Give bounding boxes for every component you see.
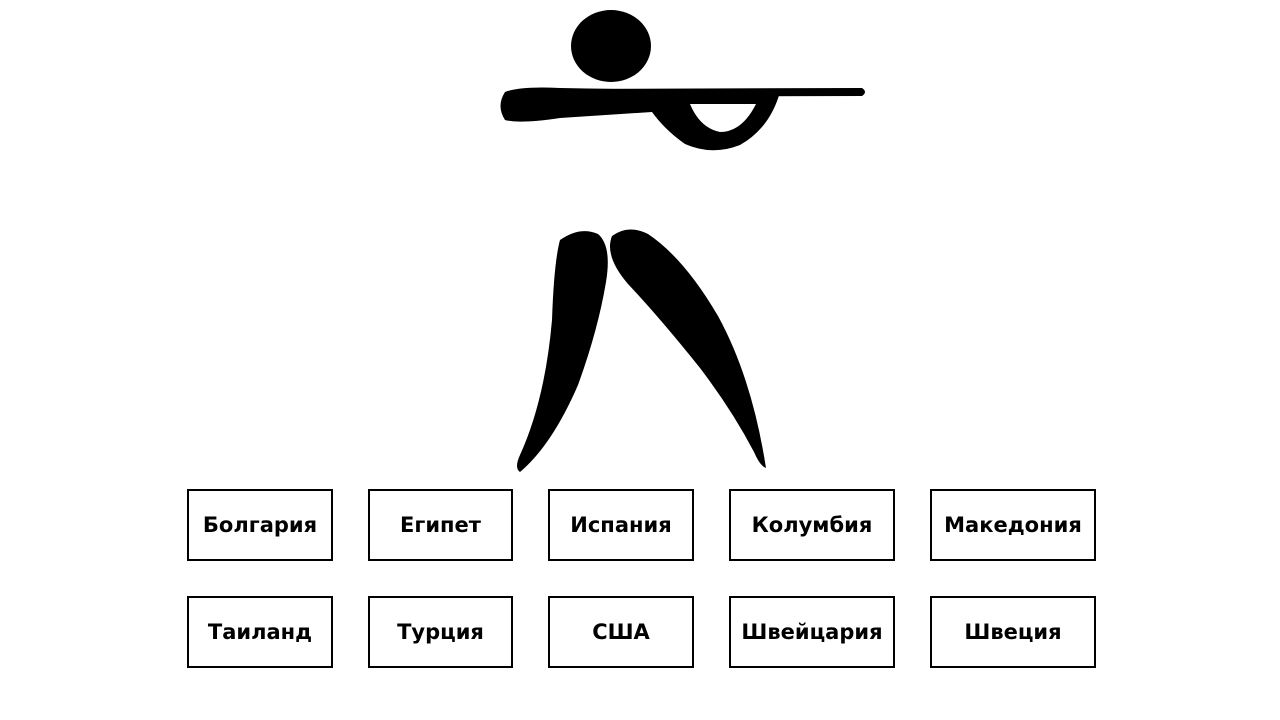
* * *
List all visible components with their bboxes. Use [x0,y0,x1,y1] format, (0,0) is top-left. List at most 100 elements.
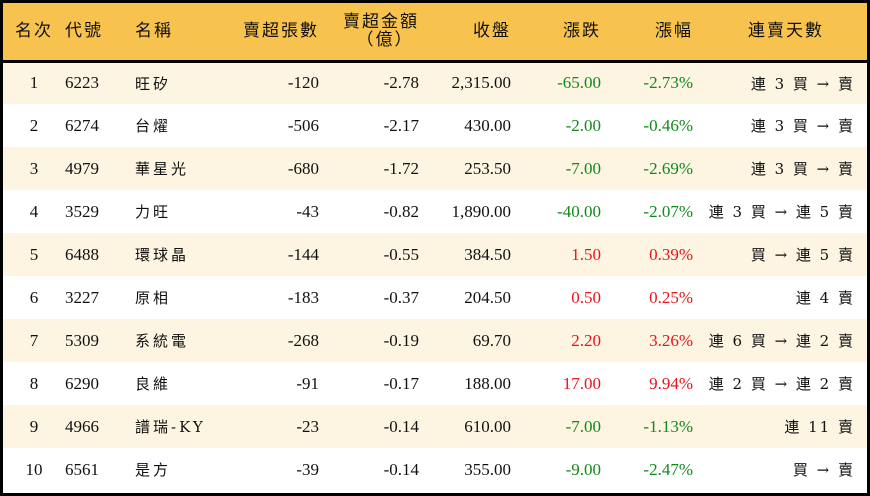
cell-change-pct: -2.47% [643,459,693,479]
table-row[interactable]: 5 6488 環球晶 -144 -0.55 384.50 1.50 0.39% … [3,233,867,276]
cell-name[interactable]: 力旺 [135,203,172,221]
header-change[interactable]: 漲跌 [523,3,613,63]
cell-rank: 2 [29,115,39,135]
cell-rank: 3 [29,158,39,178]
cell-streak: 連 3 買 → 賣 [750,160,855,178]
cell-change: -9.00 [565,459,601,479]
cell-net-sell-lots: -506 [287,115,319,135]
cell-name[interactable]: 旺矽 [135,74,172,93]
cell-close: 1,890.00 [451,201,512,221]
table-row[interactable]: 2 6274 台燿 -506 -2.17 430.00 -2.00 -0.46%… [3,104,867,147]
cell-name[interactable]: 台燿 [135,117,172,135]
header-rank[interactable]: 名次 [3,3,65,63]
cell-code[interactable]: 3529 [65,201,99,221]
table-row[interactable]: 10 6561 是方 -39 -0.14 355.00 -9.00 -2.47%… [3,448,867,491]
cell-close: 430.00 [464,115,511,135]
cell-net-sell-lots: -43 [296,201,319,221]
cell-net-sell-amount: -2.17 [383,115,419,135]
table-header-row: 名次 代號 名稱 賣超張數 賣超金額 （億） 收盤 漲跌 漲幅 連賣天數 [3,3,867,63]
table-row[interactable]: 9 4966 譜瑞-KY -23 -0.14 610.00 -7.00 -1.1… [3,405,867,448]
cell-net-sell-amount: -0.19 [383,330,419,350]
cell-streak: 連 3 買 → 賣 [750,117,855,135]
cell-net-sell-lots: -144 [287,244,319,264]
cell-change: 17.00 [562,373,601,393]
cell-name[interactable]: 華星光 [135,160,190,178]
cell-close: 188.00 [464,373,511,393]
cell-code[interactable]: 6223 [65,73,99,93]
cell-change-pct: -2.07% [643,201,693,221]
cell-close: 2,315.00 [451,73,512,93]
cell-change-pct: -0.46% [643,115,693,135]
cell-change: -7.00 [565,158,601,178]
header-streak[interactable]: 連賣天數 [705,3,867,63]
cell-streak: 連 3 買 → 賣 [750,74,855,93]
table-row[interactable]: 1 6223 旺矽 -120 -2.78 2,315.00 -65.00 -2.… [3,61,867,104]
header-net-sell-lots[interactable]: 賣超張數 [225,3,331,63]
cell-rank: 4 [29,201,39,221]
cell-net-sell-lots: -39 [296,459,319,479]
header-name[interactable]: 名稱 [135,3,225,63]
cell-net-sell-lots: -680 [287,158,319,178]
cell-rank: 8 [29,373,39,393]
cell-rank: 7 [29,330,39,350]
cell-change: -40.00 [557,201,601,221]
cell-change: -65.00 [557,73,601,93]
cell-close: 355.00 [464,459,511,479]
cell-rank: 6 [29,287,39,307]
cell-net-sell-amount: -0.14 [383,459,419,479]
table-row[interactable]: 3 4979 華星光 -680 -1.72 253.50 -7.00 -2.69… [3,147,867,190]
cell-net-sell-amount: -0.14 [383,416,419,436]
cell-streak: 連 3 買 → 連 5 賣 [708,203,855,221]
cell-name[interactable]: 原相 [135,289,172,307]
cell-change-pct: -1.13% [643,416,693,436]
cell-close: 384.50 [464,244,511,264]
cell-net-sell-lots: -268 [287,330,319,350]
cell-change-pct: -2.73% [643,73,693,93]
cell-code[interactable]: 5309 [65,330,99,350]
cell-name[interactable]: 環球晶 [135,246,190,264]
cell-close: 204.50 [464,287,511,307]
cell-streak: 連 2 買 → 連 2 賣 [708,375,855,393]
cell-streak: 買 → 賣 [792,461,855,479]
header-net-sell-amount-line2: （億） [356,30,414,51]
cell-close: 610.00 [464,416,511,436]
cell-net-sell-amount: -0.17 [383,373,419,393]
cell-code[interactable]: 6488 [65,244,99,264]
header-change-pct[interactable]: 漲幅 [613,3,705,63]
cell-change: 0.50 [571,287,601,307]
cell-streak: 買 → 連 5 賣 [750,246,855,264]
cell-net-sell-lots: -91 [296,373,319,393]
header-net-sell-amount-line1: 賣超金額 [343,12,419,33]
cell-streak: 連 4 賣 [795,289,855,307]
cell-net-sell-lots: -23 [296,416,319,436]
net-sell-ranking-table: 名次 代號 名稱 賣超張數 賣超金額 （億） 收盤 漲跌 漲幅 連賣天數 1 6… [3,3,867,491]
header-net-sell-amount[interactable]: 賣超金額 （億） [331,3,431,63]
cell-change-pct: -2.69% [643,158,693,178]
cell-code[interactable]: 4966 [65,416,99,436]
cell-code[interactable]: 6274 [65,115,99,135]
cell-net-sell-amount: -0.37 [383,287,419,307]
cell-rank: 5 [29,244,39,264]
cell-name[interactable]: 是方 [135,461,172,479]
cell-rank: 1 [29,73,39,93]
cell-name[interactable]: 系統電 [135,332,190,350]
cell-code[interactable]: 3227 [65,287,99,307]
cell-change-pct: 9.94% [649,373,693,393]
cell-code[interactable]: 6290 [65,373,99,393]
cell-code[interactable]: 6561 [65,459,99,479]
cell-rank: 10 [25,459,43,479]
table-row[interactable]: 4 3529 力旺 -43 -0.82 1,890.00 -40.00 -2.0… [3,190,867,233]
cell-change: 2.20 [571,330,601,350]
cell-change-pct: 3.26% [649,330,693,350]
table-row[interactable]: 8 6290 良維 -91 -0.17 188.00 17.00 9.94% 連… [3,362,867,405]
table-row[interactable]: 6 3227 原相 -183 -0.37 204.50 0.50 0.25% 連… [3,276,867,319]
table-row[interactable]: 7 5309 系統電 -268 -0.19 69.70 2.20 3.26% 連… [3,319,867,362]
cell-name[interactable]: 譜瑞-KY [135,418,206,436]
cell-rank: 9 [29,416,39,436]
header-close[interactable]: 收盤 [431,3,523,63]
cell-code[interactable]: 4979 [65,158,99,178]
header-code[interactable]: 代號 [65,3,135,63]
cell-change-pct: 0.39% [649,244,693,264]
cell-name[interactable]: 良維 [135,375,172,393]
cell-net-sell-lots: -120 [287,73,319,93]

- **EXERCISE REQUIREMENTS**: Can you switch "cell-rank" to "cell-position" in the items from the line with "List all visible" up to and including the line with "cell-close: 1,890.00 [451,201,512,221]", changing nothing else and leaving the pictures out?

- **THE OUTPUT**:
List all visible components with their bboxes. Use [x0,y0,x1,y1] format, (0,0) is top-left. List at most 100 elements.
cell-change-pct: -2.47% [643,459,693,479]
table-row[interactable]: 5 6488 環球晶 -144 -0.55 384.50 1.50 0.39% … [3,233,867,276]
cell-name[interactable]: 力旺 [135,203,172,221]
header-change[interactable]: 漲跌 [523,3,613,63]
cell-position: 2 [29,115,39,135]
cell-position: 3 [29,158,39,178]
cell-streak: 連 3 買 → 賣 [750,160,855,178]
cell-change: -9.00 [565,459,601,479]
cell-net-sell-lots: -506 [287,115,319,135]
cell-name[interactable]: 旺矽 [135,74,172,93]
cell-close: 1,890.00 [451,201,512,221]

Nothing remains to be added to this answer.